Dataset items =
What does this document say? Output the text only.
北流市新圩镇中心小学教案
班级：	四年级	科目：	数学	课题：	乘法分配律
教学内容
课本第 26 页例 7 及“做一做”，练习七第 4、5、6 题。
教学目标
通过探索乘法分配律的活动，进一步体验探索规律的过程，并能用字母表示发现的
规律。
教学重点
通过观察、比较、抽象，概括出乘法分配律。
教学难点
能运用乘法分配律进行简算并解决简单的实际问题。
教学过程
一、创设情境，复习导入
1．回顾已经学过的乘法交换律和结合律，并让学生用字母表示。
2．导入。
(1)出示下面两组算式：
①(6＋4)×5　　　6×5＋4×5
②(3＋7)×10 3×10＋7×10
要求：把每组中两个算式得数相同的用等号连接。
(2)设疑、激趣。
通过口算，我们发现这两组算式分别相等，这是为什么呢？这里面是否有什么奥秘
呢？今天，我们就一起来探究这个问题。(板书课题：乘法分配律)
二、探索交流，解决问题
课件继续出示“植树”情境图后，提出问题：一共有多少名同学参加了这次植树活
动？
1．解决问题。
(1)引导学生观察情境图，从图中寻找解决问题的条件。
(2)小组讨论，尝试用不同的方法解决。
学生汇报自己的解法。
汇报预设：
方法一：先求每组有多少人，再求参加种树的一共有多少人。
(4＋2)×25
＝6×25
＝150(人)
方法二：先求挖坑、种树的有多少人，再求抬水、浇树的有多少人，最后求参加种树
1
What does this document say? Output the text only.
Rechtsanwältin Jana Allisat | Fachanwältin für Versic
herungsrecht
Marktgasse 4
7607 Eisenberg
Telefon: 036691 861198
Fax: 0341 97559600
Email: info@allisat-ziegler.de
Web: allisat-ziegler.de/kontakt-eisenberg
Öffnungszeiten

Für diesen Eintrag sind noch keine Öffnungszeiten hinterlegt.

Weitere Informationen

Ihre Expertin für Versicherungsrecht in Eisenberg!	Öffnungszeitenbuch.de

Task statement = Your task is to repeat the data exactly, with nothing left out.

Response for this exercise =
What does this document say? Output the text only.
北流市新圩镇中心小学教案
班级：	四年级	科目：	数学	课题：	乘法分配律
教学内容
课本第 26 页例 7 及“做一做”，练习七第 4、5、6 题。
教学目标
通过探索乘法分配律的活动，进一步体验探索规律的过程，并能用字母表示发现的
规律。
教学重点
通过观察、比较、抽象，概括出乘法分配律。
教学难点
能运用乘法分配律进行简算并解决简单的实际问题。
教学过程
一、创设情境，复习导入
1．回顾已经学过的乘法交换律和结合律，并让学生用字母表示。
2．导入。
(1)出示下面两组算式：
①(6＋4)×5　　　6×5＋4×5
②(3＋7)×10 3×10＋7×10
要求：把每组中两个算式得数相同的用等号连接。
(2)设疑、激趣。
通过口算，我们发现这两组算式分别相等，这是为什么呢？这里面是否有什么奥秘
呢？今天，我们就一起来探究这个问题。(板书课题：乘法分配律)
二、探索交流，解决问题
课件继续出示“植树”情境图后，提出问题：一共有多少名同学参加了这次植树活
动？
1．解决问题。
(1)引导学生观察情境图，从图中寻找解决问题的条件。
(2)小组讨论，尝试用不同的方法解决。
学生汇报自己的解法。
汇报预设：
方法一：先求每组有多少人，再求参加种树的一共有多少人。
(4＋2)×25
＝6×25
＝150(人)
方法二：先求挖坑、种树的有多少人，再求抬水、浇树的有多少人，最后求参加种树
1
What does this document say? Output the text only.
Rechtsanwältin Jana Allisat | Fachanwältin für Versic
herungsrecht
Marktgasse 4
7607 Eisenberg
Telefon: 036691 861198
Fax: 0341 97559600
Email: info@allisat-ziegler.de
Web: allisat-ziegler.de/kontakt-eisenberg
Öffnungszeiten

Für diesen Eintrag sind noch keine Öffnungszeiten hinterlegt.

Weitere Informationen

Ihre Expertin für Versicherungsrecht in Eisenberg!	Öffnungszeitenbuch.de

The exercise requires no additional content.